> TASK
Without the images, output each record below as it stands.

> TASK INPUTS
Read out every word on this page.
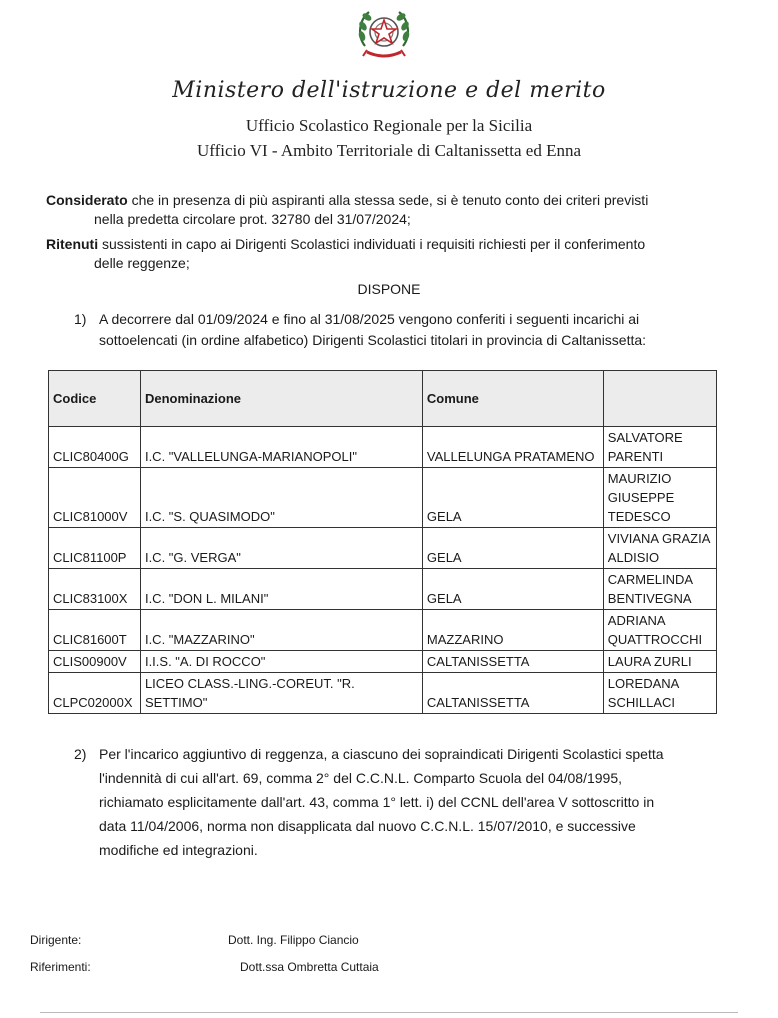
Ministero dell'istruzione e del merito
Ufficio Scolastico Regionale per la Sicilia
Ufficio VI - Ambito Territoriale di Caltanissetta ed Enna
Considerato che in presenza di più aspiranti alla stessa sede, si è tenuto conto dei criteri previsti
nella predetta circolare prot. 32780 del 31/07/2024;
Ritenuti sussistenti in capo ai Dirigenti Scolastici individuati i requisiti richiesti per il conferimento
delle reggenze;
DISPONE
1) A decorrere dal 01/09/2024 e fino al 31/08/2025 vengono conferiti i seguenti incarichi ai
sottoelencati (in ordine alfabetico) Dirigenti Scolastici titolari in provincia di Caltanissetta:
Codice	Denominazione	Comune	
CLIC80400G	I.C. "VALLELUNGA-MARIANOPOLI"	VALLELUNGA PRATAMENO	SALVATORE
PARENTI

CLIC81000V	I.C. "S. QUASIMODO"	GELA	MAURIZIO
GIUSEPPE
TEDESCO

CLIC81100P	I.C. "G. VERGA"	GELA	VIVIANA GRAZIA
ALDISIO

CLIC83100X	I.C. "DON L. MILANI"	GELA	CARMELINDA
BENTIVEGNA

CLIC81600T	I.C. "MAZZARINO"	MAZZARINO	ADRIANA
QUATTROCCHI

CLIS00900V	I.I.S. "A. DI ROCCO"	CALTANISSETTA	LAURA ZURLI

CLPC02000X	LICEO CLASS.-LING.-COREUT. "R. SETTIMO"	CALTANISSETTA	LOREDANA
SCHILLACI
2) Per l'incarico aggiuntivo di reggenza, a ciascuno dei sopraindicati Dirigenti Scolastici spetta
l'indennità di cui all'art. 69, comma 2° del C.C.N.L. Comparto Scuola del 04/08/1995,
richiamato esplicitamente dall'art. 43, comma 1° lett. i) del CCNL dell'area V sottoscritto in
data 11/04/2006, norma non disapplicata dal nuovo C.C.N.L. 15/07/2010, e successive
modifiche ed integrazioni.
Dirigente:	Dott. Ing. Filippo Ciancio
Riferimenti:	Dott.ssa Ombretta Cuttaia
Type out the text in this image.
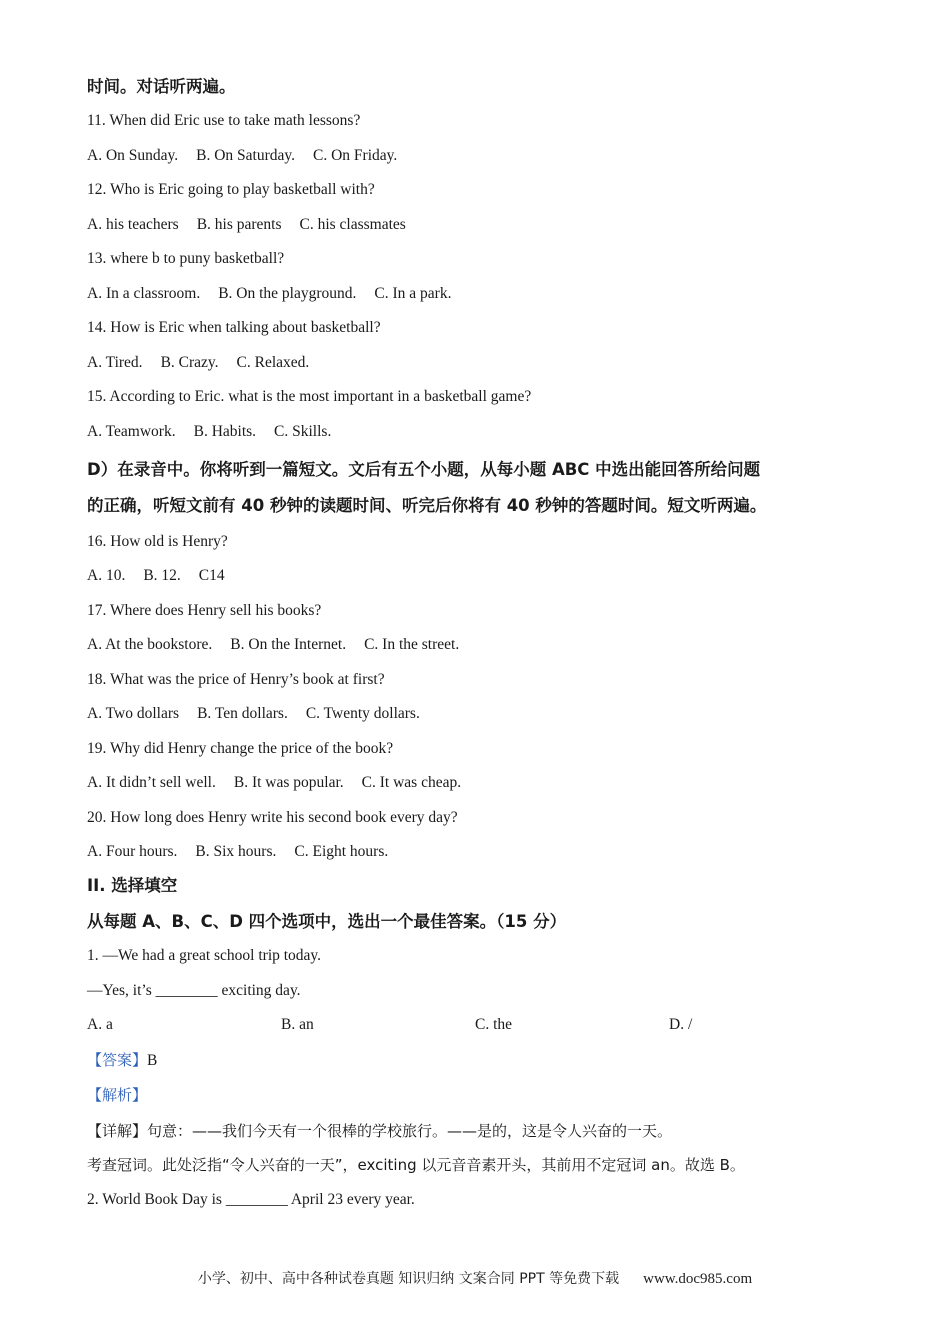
时间。对话听两遍。
11. When did Eric use to take math lessons?
A. On Sunday. B. On Saturday. C. On Friday.
12. Who is Eric going to play basketball with?
A. his teachers B. his parents C. his classmates
13. where b to puny basketball?
A. In a classroom. B. On the playground. C. In a park.
14. How is Eric when talking about basketball?
A. Tired. B. Crazy. C. Relaxed.
15. According to Eric. what is the most important in a basketball game?
A. Teamwork. B. Habits. C. Skills.
D）在录音中。你将听到一篇短文。文后有五个小题，从每小题 ABC 中选出能回答所给问题
的正确，听短文前有 40 秒钟的读题时间、听完后你将有 40 秒钟的答题时间。短文听两遍。
16. How old is Henry?
A. 10. B. 12. C14
17. Where does Henry sell his books?
A. At the bookstore. B. On the Internet. C. In the street.
18. What was the price of Henry’s book at first?
A. Two dollars B. Ten dollars. C. Twenty dollars.
19. Why did Henry change the price of the book?
A. It didn’t sell well. B. It was popular. C. It was cheap.
20. How long does Henry write his second book every day?
A. Four hours. B. Six hours. C. Eight hours.
II. 选择填空
从每题 A、B、C、D 四个选项中，选出一个最佳答案。（15 分）
1. —We had a great school trip today.
—Yes, it’s ________ exciting day.
A. a	B. an	C. the	D. /
【答案】B
【解析】
【详解】句意：——我们今天有一个很棒的学校旅行。——是的，这是令人兴奋的一天。
考查冠词。此处泛指“令人兴奋的一天”，exciting 以元音音素开头，其前用不定冠词 an。故选 B。
2. World Book Day is ________ April 23 every year.
小学、初中、高中各种试卷真题 知识归纳 文案合同 PPT 等免费下载 www.doc985.com
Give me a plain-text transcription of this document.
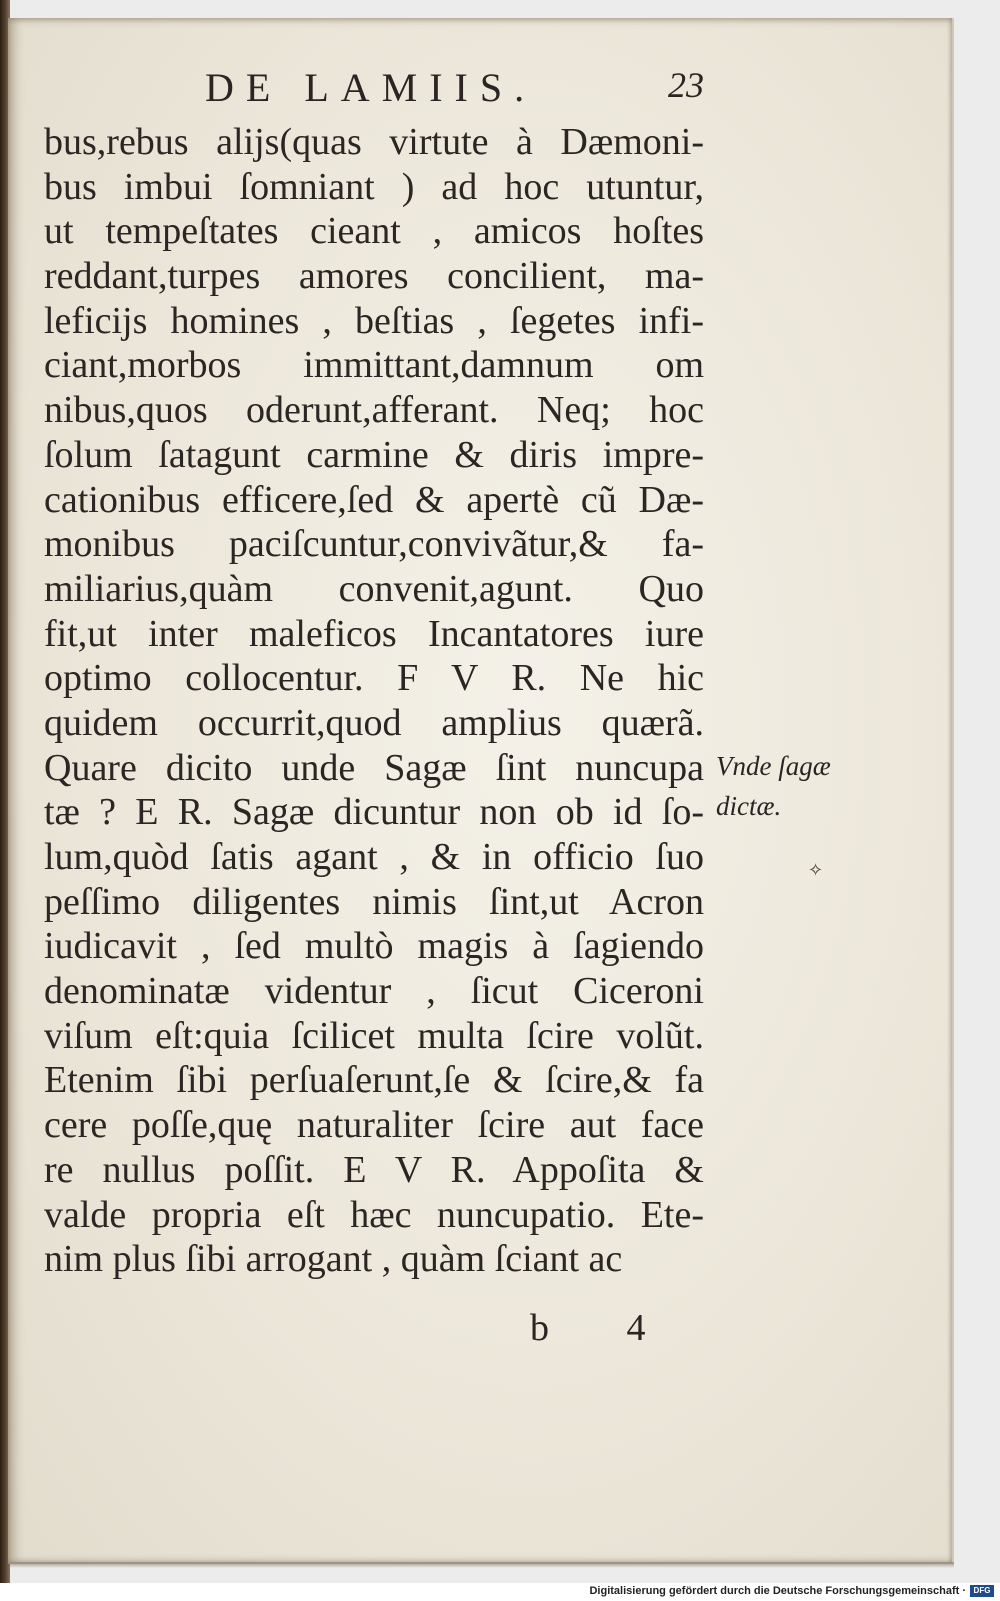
DE LAMIIS.	23
bus,rebus alijs(quas virtute à Dæmoni-
bus imbui ſomniant ) ad hoc utuntur,
ut tempeſtates cieant , amicos hoſtes
reddant,turpes amores concilient, ma-
leficijs homines , beſtias , ſegetes infi-
ciant,morbos immittant,damnum om
nibus,quos oderunt,afferant. Neq; hoc
ſolum ſatagunt carmine & diris impre-
cationibus efficere,ſed & apertè cũ Dæ-
monibus paciſcuntur,convivãtur,& fa-
miliarius,quàm convenit,agunt. Quo
fit,ut inter maleficos Incantatores iure
optimo collocentur. F V R. Ne hic
quidem occurrit,quod amplius quærã.
Quare dicito unde Sagæ ſint nuncupa
tæ ? E R. Sagæ dicuntur non ob id ſo-
lum,quòd ſatis agant , & in officio ſuo
peſſimo diligentes nimis ſint,ut Acron
iudicavit , ſed multò magis à ſagiendo
denominatæ videntur , ſicut Ciceroni
viſum eſt:quia ſcilicet multa ſcire volũt.
Etenim ſibi perſuaſerunt,ſe & ſcire,& fa
cere poſſe,quę naturaliter ſcire aut face
re nullus poſſit. E V R. Appoſita &
valde propria eſt hæc nuncupatio. Ete-
nim plus ſibi arrogant , quàm ſciant ac
Vnde ſagæ
dictæ.
✧
b 4
Digitalisierung gefördert durch die Deutsche Forschungsgemeinschaft · DFG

> TASK SOLUTION
Read out every word on this page.
Ministero dell'istruzione e del merito
Ufficio Scolastico Regionale per la Sicilia
Ufficio VI - Ambito Territoriale di Caltanissetta ed Enna
Considerato che in presenza di più aspiranti alla stessa sede, si è tenuto conto dei criteri previsti
nella predetta circolare prot. 32780 del 31/07/2024;
Ritenuti sussistenti in capo ai Dirigenti Scolastici individuati i requisiti richiesti per il conferimento
delle reggenze;
DISPONE
1) A decorrere dal 01/09/2024 e fino al 31/08/2025 vengono conferiti i seguenti incarichi ai
sottoelencati (in ordine alfabetico) Dirigenti Scolastici titolari in provincia di Caltanissetta:
Codice	Denominazione	Comune	
CLIC80400G	I.C. "VALLELUNGA-MARIANOPOLI"	VALLELUNGA PRATAMENO	SALVATORE
PARENTI

CLIC81000V	I.C. "S. QUASIMODO"	GELA	MAURIZIO
GIUSEPPE
TEDESCO

CLIC81100P	I.C. "G. VERGA"	GELA	VIVIANA GRAZIA
ALDISIO

CLIC83100X	I.C. "DON L. MILANI"	GELA	CARMELINDA
BENTIVEGNA

CLIC81600T	I.C. "MAZZARINO"	MAZZARINO	ADRIANA
QUATTROCCHI

CLIS00900V	I.I.S. "A. DI ROCCO"	CALTANISSETTA	LAURA ZURLI

CLPC02000X	LICEO CLASS.-LING.-COREUT. "R. SETTIMO"	CALTANISSETTA	LOREDANA
SCHILLACI
2) Per l'incarico aggiuntivo di reggenza, a ciascuno dei sopraindicati Dirigenti Scolastici spetta
l'indennità di cui all'art. 69, comma 2° del C.C.N.L. Comparto Scuola del 04/08/1995,
richiamato esplicitamente dall'art. 43, comma 1° lett. i) del CCNL dell'area V sottoscritto in
data 11/04/2006, norma non disapplicata dal nuovo C.C.N.L. 15/07/2010, e successive
modifiche ed integrazioni.
Dirigente:	Dott. Ing. Filippo Ciancio
Riferimenti:	Dott.ssa Ombretta Cuttaia
Type out the text in this image.
时间。对话听两遍。
11. When did Eric use to take math lessons?
A. On Sunday. B. On Saturday. C. On Friday.
12. Who is Eric going to play basketball with?
A. his teachers B. his parents C. his classmates
13. where b to puny basketball?
A. In a classroom. B. On the playground. C. In a park.
14. How is Eric when talking about basketball?
A. Tired. B. Crazy. C. Relaxed.
15. According to Eric. what is the most important in a basketball game?
A. Teamwork. B. Habits. C. Skills.
D）在录音中。你将听到一篇短文。文后有五个小题，从每小题 ABC 中选出能回答所给问题
的正确，听短文前有 40 秒钟的读题时间、听完后你将有 40 秒钟的答题时间。短文听两遍。
16. How old is Henry?
A. 10. B. 12. C14
17. Where does Henry sell his books?
A. At the bookstore. B. On the Internet. C. In the street.
18. What was the price of Henry’s book at first?
A. Two dollars B. Ten dollars. C. Twenty dollars.
19. Why did Henry change the price of the book?
A. It didn’t sell well. B. It was popular. C. It was cheap.
20. How long does Henry write his second book every day?
A. Four hours. B. Six hours. C. Eight hours.
II. 选择填空
从每题 A、B、C、D 四个选项中，选出一个最佳答案。（15 分）
1. —We had a great school trip today.
—Yes, it’s ________ exciting day.
A. a	B. an	C. the	D. /
【答案】B
【解析】
【详解】句意：——我们今天有一个很棒的学校旅行。——是的，这是令人兴奋的一天。
考查冠词。此处泛指“令人兴奋的一天”，exciting 以元音音素开头，其前用不定冠词 an。故选 B。
2. World Book Day is ________ April 23 every year.
小学、初中、高中各种试卷真题 知识归纳 文案合同 PPT 等免费下载 www.doc985.com
Give me a plain-text transcription of this document.
DE LAMIIS.	23
bus,rebus alijs(quas virtute à Dæmoni-
bus imbui ſomniant ) ad hoc utuntur,
ut tempeſtates cieant , amicos hoſtes
reddant,turpes amores concilient, ma-
leficijs homines , beſtias , ſegetes infi-
ciant,morbos immittant,damnum om
nibus,quos oderunt,afferant. Neq; hoc
ſolum ſatagunt carmine & diris impre-
cationibus efficere,ſed & apertè cũ Dæ-
monibus paciſcuntur,convivãtur,& fa-
miliarius,quàm convenit,agunt. Quo
fit,ut inter maleficos Incantatores iure
optimo collocentur. F V R. Ne hic
quidem occurrit,quod amplius quærã.
Quare dicito unde Sagæ ſint nuncupa
tæ ? E R. Sagæ dicuntur non ob id ſo-
lum,quòd ſatis agant , & in officio ſuo
peſſimo diligentes nimis ſint,ut Acron
iudicavit , ſed multò magis à ſagiendo
denominatæ videntur , ſicut Ciceroni
viſum eſt:quia ſcilicet multa ſcire volũt.
Etenim ſibi perſuaſerunt,ſe & ſcire,& fa
cere poſſe,quę naturaliter ſcire aut face
re nullus poſſit. E V R. Appoſita &
valde propria eſt hæc nuncupatio. Ete-
nim plus ſibi arrogant , quàm ſciant ac
Vnde ſagæ
dictæ.
✧
b 4
Digitalisierung gefördert durch die Deutsche Forschungsgemeinschaft · DFG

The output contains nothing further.